Tareas requeridas:
A) Reescribe el pasaje del texto sobre la Casa de Contratación que empieza por "En 1718 la Casa" y continúa hasta "de reales .", sustituyendo "sobrio y elegante" por "austero y elegante".
B) Responde con datos del texto sobre la Casa de Contratación:
(i) ¿En qué fecha se dictó la Real Orden por la que Felipe V decidió el traslado de la Casa de Contratación a Cádiz?
(ii) ¿En qué años empezaron y terminaron las obras del complejo que incluía la Aduana, el Consulado y la Casa de Contratación?
(iii) ¿Cuántas cajas de azúcar se desembarcaron en 1763?

Texto proporcionado:
Se ubicó en Sevilla, aunque su rivalidad con Cádiz quedó francamente manifiesta desde el primer momento, constituyéndose así el complejo portuario de ambas ciudades como el gran motor del comercio americano. Conforme pasaron los años y el volumen de carga cada vez fue mayor, con un límite de 600 toneladas de porte para los navíos que remontaban el Guadalquivir, Cádiz fue adquiriendo más importancia hasta el punto que ya, desde 1680, la ciudad figuraba como cabecera de la flota de Indias. Todo ello determinó que, por Real Orden de 12 de mayo de 1717, Felipe V decidiera el traslado de la Casa de Contratación al puerto gaditano, a pesar de las reticencias y reclamaciones de las autoridades sevillanas. Surgió entonces el hombre adecuado, en esos momentos de dudas y litigios, capaz de inclinar la balanza a favor de Cádiz. Nos estamos refiriendo al almirante Andrés de Pez, un gaditano curtido en la navegación transoceánica y a la sazón gobernador del Consejo de Indias, del que no hay ningún recuerdo en la ciudad que sepamos, a pesar de su valiosa aportación y esfuerzo.
En 1718 la Casa de Contratación se instaló, pues, en Cádiz, primero en un edificio arrendado al conde de Alcudia en la plaza de San Agustín para pasar luego a otra propiedad, esta vez del marqués de Torresoto, calle San Francisco esquina del Rosario. A mediados de siglo, coincidiendo con un amplio plan para reconstruir las murallas colindantes con la zona del puerto, se proyectó un gran complejo que incluiría la Aduana, el Consulado y la Casa de Contratación propiamente dicha. Las obras se iniciaron en 1764 y se acabaron en 1783, quedando todo ello reducido a lo que, nada más y nada menos, se conoce como el Palacio de la Aduana de Cádiz (actual Diputación Provincial), sobrio y elegante, del mejor estilo neoclásico con un coste de casi ocho millones de reales .
Las exportaciones a las Indias desde el puerto gaditano en estos años se componían de artículos textiles, manufacturas de hierro y productos del país (vino, aceite y trigo). Por lo que a las importaciones respecta, se basaron en la grana, el cobre, el añil y el estaño, si bien, particular consideración mereció el tabaco, sobre todo entre 1717 y 1740, prácticamente el 40% del tonelaje desembarcado. Le seguían el cacao con un 30%) y en menor medida el azúcar, aunque buena parte de estos productos se reexportaban de nuevo a otras ciudades europeas, preferentemente Hamburgo y Génova, con las que existía una gran relación tanto mercantil como consular. Precisamente fue el azúcar uno de los productos más solicitados en el extranjero, llegándose a alcanzar en 1763 la nada desdeñable cifra de 13.000 cajas desembarcadas y aumentándose sensiblemente dicha cifra en años posteriores. En total en estos años se canalizó el 87 % del tráfico colonial.

Listados de regiones de elementos
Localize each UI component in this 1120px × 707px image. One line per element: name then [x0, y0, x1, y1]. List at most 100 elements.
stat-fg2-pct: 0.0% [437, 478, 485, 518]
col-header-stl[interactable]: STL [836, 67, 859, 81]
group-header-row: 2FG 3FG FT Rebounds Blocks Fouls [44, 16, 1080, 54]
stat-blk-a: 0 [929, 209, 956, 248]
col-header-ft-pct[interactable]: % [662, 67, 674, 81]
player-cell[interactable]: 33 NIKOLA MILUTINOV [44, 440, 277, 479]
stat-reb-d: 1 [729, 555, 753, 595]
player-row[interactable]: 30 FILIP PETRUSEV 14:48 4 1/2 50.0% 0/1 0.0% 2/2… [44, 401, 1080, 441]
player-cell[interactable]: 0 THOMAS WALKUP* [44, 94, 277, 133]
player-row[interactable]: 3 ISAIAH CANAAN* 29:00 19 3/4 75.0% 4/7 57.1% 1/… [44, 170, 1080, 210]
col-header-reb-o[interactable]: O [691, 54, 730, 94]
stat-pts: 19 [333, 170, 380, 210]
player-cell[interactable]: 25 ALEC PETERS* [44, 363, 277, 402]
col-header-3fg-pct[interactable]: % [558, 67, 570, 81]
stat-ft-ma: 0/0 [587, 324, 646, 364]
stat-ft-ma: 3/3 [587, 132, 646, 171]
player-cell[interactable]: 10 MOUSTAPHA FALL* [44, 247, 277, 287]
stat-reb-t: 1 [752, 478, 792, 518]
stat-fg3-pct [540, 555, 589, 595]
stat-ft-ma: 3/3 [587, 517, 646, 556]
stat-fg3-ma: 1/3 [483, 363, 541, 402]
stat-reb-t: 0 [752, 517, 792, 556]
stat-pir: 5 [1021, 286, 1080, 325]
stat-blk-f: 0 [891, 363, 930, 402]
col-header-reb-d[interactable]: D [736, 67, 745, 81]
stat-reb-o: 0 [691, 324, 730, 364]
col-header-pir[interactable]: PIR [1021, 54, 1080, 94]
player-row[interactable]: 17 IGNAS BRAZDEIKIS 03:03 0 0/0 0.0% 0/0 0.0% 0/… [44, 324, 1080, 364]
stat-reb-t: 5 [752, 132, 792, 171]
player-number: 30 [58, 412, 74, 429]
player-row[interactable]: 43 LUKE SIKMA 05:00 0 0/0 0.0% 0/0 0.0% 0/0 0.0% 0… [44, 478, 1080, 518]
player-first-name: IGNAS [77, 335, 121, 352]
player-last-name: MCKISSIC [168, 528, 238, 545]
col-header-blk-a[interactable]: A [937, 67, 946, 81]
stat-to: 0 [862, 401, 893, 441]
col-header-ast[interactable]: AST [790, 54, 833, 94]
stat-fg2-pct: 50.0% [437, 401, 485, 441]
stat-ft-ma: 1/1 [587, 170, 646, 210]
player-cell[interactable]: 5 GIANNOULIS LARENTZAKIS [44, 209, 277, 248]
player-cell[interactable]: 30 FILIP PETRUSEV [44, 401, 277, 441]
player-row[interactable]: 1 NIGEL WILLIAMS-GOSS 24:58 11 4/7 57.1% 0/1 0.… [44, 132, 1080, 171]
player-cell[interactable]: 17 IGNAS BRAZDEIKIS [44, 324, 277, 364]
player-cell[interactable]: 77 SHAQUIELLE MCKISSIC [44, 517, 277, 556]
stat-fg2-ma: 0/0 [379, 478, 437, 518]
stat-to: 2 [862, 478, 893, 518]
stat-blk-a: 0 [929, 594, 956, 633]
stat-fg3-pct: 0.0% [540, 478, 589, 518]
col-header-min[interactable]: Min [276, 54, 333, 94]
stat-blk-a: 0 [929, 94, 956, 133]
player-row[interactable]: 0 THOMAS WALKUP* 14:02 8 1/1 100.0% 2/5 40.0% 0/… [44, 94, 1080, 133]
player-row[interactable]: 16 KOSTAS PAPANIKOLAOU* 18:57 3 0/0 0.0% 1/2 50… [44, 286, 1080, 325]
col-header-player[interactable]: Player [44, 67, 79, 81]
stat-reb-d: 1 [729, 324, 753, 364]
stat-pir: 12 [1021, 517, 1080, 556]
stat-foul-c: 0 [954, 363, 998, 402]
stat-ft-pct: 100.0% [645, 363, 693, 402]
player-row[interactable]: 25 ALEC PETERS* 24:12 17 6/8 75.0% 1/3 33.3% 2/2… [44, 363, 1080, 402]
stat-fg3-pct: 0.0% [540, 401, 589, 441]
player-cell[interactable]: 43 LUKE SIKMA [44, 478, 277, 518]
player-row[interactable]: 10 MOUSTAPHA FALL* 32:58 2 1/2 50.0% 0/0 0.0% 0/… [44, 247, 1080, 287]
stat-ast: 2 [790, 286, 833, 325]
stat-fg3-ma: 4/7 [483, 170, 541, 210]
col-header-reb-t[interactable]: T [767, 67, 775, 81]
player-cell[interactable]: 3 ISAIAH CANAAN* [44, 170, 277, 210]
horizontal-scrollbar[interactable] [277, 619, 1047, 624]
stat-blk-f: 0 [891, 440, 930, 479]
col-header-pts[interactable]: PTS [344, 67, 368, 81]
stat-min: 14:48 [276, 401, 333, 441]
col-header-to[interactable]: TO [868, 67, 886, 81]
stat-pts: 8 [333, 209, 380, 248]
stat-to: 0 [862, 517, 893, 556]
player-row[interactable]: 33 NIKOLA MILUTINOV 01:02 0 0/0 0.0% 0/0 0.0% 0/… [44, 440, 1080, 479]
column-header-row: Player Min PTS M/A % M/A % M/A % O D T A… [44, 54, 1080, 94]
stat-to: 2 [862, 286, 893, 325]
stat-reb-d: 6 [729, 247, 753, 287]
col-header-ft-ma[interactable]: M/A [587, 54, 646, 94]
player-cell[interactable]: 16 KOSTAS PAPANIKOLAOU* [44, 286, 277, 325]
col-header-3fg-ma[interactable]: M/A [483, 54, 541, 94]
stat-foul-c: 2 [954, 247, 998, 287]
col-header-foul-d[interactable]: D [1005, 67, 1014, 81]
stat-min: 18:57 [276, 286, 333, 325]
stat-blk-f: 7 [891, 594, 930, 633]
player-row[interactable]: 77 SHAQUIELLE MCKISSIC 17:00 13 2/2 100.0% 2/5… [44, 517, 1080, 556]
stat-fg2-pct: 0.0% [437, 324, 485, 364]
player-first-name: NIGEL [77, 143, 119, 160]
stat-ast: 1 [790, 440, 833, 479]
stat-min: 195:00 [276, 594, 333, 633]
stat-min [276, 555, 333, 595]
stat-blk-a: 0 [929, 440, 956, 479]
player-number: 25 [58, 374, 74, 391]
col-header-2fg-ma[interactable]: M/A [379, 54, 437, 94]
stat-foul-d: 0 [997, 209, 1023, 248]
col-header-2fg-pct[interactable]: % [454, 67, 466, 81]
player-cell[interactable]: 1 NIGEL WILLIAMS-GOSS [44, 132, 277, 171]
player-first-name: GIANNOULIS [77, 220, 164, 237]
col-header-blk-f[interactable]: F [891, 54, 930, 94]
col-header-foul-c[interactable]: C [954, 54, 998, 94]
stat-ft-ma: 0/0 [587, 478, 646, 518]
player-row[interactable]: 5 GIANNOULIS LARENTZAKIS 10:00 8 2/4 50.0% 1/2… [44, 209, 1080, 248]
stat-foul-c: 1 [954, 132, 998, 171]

Respuestas:
A)
En 1718 la Casa de Contratación se instaló, pues, en Cádiz, primero en un edificio arrendado al conde de Alcudia en la plaza de San Agustín para pasar luego a otra propiedad, esta vez del marqués de Torresoto, calle San Francisco esquina del Rosario. A mediados de siglo, coincidiendo con un amplio plan para reconstruir las murallas colindantes con la zona del puerto, se proyectó un gran complejo que incluiría la Aduana, el Consulado y la Casa de Contratación propiamente dicha. Las obras se iniciaron en 1764 y se acabaron en 1783, quedando todo ello reducido a lo que, nada más y nada menos, se conoce como el Palacio de la Aduana de Cádiz (actual Diputación Provincial), austero y elegante, del mejor estilo neoclásico con un coste de casi ocho millones de reales .

B)
(i) El 12 de mayo de 1717.
(ii) Empezaron en 1764 y terminaron en 1783.
(iii) 13.000 cajas.